EXTRACTED TEXT:
Nonetheless, it is apparent that Longstreet's Headquarters could not yet have been much south of the town of Gettysburg, but were probably within a mile or a maximum of four miles west from Lee's Headquarters and the town of Gettysburg, with his corps. The night of July 1 the Confederate right apparently did not extend southward much beyond Schultz's Woods. That portion of the Army of Northern Virginia on the field was concentrated primarily north, northeast, and northwest of the town. Johnston performed an earlier reconnaissance during the night of July 1 for General Lee, accompanied by General William N. Pendleton. Johnston swore that this survey to locate the artillery and the eventual position of Longstreet's and the remainder of Hill's Corps did not extend farther than 3/4 mile from the Chambersburg Pike (Johnston to Fitz Lee, February 16, 1878, in Library of Congress). The clincher to the July 1 headquarters location would seem to rest in a post-war letter from J. S. D. Cullen of Longstreet's staff, which said that he came upon Longstreet on the night of July 1 "returning to [his] camp, a mile or two back" from Seminary Ridge (Longstreet, From Manassas to Appomattox, p. 383).

TO BE DONE:
Answer these about the passage on Longstreet's headquarters:
(a) On the night of July 1, beyond which woods did the Confederate right apparently not extend southward?
(b) Which general went with Johnston on his reconnaissance during the night of July 1?
(c) According to J. S. D. Cullen, how far back from Seminary Ridge was Longstreet's camp?

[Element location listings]
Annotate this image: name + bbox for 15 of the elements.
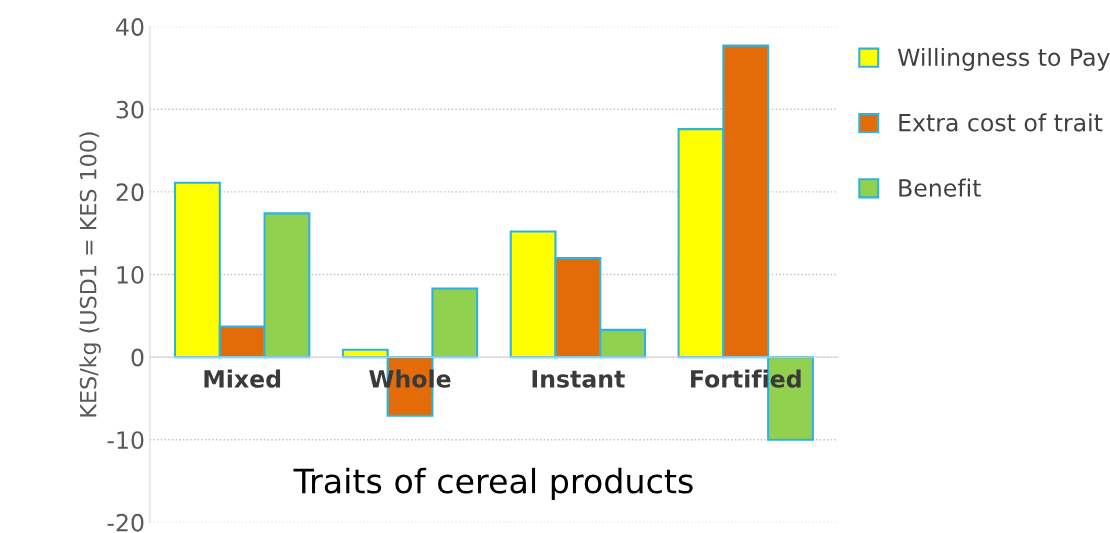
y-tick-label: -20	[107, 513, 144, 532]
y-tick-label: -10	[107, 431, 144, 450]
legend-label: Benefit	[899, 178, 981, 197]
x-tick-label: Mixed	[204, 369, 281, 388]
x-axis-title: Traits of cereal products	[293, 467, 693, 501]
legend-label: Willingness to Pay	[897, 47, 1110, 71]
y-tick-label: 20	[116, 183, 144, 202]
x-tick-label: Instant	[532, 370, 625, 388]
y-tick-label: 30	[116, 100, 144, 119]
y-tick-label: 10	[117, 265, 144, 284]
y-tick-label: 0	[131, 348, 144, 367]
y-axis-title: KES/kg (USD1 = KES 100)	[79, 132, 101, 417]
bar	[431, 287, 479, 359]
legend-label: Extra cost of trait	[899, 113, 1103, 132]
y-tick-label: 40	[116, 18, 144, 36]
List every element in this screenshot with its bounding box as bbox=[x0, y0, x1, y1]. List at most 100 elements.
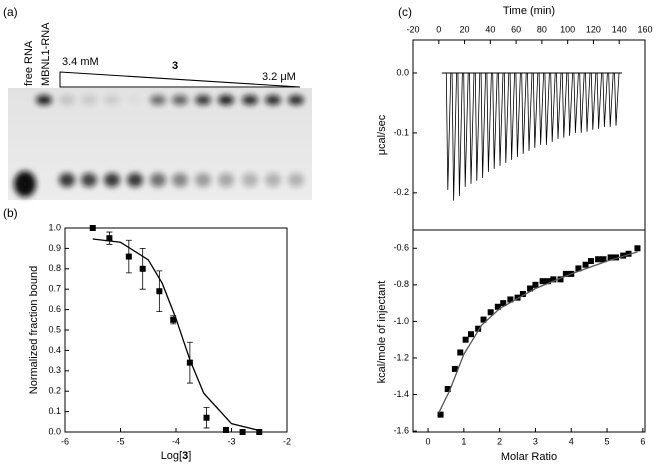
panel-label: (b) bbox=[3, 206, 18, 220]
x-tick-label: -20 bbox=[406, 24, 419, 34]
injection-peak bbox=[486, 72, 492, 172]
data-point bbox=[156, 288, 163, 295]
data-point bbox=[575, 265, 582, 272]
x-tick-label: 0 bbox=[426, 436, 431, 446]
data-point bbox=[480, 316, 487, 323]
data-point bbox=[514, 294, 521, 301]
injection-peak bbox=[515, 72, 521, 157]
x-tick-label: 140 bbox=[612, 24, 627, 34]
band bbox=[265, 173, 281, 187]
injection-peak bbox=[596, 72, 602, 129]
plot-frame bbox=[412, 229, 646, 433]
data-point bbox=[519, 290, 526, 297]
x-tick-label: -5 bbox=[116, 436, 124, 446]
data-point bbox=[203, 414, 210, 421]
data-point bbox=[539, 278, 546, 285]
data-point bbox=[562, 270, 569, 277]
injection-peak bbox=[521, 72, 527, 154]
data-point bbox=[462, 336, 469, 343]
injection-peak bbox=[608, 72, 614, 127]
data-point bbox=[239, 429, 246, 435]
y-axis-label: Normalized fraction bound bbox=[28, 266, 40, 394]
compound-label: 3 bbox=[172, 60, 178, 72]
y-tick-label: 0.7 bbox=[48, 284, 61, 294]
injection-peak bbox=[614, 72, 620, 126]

COMPLETED TASK:
(a) Schultz's Woods
(b) General William N. Pendleton
(c) A mile or two